PROBLEM STATEMENT - Locate all lines in the data below that hold "Notifications" and show them.

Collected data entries

· · · · · · ·

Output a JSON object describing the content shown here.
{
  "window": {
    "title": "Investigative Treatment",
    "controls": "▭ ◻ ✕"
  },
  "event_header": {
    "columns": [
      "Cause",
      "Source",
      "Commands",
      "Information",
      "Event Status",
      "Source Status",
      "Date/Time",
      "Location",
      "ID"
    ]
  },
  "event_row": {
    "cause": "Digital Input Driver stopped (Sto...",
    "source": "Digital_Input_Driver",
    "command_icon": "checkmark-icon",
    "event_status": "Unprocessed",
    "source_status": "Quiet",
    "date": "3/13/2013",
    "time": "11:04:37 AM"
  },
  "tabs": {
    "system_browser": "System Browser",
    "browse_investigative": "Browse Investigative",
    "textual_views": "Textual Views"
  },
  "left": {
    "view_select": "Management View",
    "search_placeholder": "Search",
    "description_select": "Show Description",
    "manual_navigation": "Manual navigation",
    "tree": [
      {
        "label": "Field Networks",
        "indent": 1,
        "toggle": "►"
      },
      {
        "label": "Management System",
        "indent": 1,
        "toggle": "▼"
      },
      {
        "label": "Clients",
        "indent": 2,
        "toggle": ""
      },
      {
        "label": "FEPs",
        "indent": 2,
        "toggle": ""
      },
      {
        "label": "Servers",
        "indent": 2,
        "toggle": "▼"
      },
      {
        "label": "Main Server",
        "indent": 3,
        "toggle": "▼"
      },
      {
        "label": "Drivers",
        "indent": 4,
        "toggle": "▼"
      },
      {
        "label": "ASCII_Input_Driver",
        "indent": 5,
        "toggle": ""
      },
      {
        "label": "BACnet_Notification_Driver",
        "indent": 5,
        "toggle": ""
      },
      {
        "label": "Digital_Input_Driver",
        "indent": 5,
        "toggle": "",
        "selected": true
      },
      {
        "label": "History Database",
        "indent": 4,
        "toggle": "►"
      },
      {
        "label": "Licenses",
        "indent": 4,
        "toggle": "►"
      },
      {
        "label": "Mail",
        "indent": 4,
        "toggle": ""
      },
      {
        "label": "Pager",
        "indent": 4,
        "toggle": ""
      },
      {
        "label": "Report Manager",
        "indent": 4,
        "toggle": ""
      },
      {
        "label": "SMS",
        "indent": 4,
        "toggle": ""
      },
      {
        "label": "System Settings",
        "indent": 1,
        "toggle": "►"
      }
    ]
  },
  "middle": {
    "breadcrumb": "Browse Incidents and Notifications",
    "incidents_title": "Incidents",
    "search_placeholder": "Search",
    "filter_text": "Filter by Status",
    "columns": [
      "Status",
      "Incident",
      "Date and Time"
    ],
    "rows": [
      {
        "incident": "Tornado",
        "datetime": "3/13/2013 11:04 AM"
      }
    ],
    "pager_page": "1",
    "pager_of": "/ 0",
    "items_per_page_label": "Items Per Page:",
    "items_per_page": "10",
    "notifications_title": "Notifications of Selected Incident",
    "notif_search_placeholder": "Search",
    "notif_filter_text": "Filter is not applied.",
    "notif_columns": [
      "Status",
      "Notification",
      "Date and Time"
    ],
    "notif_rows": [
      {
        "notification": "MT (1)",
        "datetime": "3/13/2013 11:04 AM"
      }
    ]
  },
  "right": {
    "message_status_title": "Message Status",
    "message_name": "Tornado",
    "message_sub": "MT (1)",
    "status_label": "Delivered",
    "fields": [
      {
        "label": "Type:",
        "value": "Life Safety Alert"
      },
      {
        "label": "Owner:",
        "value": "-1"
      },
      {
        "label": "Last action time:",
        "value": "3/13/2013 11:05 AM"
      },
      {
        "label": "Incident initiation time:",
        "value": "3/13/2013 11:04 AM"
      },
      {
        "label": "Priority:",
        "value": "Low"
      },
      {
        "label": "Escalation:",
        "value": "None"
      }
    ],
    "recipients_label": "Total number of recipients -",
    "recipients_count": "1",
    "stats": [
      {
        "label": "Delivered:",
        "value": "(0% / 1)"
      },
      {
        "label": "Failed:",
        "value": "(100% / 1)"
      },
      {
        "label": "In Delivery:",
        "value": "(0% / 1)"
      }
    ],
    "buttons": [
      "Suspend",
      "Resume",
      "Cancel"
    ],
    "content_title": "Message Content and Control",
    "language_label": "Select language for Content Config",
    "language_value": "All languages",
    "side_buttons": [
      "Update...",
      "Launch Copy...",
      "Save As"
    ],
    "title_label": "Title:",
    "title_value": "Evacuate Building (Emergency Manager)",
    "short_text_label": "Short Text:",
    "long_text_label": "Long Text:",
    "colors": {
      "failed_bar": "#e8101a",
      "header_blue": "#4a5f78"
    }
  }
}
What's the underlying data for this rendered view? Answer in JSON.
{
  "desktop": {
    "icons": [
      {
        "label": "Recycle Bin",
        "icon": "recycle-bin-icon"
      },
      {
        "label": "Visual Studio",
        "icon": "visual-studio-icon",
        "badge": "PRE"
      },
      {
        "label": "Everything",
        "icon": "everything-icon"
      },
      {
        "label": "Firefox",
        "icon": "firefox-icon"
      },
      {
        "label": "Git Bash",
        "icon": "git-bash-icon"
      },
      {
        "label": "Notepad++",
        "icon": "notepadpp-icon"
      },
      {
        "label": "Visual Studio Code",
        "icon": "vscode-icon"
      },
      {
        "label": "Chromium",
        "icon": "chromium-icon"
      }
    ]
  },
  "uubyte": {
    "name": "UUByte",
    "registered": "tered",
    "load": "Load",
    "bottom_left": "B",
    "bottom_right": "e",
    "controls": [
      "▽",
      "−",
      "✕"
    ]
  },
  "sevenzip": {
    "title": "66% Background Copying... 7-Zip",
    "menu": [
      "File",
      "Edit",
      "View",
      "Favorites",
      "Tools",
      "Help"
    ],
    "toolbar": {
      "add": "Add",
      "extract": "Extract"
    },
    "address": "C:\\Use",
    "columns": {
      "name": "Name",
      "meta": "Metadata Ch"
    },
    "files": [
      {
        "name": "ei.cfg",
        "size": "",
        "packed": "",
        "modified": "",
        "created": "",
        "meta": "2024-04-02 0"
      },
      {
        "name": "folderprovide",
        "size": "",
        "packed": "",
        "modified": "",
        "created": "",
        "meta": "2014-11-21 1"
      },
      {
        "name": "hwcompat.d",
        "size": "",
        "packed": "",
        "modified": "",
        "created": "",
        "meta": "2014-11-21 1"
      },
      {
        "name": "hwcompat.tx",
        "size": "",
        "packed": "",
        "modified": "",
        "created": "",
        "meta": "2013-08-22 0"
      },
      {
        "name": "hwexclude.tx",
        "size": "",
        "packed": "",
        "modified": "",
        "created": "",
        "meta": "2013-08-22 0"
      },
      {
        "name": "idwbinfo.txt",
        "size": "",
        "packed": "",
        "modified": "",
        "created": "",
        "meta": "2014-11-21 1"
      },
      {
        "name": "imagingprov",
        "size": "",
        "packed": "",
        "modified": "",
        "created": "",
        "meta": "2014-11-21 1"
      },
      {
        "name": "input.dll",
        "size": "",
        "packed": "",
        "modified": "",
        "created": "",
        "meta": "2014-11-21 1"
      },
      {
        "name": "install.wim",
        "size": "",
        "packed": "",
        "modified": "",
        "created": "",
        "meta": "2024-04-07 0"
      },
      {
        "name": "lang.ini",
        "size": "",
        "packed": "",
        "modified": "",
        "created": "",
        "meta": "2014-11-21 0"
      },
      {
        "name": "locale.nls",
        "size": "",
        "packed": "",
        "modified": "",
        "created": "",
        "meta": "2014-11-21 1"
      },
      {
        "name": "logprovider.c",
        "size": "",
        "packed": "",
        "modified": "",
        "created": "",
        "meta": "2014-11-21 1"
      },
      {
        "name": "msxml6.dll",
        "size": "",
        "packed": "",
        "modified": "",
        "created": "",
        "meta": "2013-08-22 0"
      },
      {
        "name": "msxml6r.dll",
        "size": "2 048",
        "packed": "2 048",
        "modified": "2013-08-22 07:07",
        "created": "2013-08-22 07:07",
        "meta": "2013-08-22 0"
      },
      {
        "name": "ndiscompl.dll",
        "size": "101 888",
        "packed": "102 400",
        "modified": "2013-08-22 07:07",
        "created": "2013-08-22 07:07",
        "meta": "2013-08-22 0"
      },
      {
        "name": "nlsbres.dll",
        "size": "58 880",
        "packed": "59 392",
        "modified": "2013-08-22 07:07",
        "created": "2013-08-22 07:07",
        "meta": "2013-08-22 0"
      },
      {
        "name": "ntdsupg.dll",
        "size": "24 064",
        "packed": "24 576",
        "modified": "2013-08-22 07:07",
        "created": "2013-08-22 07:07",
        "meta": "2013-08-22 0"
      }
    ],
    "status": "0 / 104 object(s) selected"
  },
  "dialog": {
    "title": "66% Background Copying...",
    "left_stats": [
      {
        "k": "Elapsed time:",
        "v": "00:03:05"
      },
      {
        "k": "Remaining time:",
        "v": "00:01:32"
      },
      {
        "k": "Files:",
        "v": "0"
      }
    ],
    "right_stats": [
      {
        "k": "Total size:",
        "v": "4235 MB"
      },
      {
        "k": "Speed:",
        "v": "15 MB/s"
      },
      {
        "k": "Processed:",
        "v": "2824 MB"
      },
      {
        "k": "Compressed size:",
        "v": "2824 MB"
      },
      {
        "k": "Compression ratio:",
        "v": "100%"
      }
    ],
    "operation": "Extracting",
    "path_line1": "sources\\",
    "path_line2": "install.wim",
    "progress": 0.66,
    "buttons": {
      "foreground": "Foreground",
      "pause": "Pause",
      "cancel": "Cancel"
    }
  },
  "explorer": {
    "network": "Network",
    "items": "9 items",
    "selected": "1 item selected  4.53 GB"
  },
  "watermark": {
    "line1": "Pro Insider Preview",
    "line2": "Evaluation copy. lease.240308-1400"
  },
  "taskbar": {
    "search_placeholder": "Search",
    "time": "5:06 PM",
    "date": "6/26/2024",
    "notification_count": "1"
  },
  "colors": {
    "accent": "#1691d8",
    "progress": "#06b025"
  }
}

· · · · · · ·

RESULT BELOW -
    "breadcrumb": "Browse Incidents and Notifications",
    "notifications_title": "Notifications of Selected Incident",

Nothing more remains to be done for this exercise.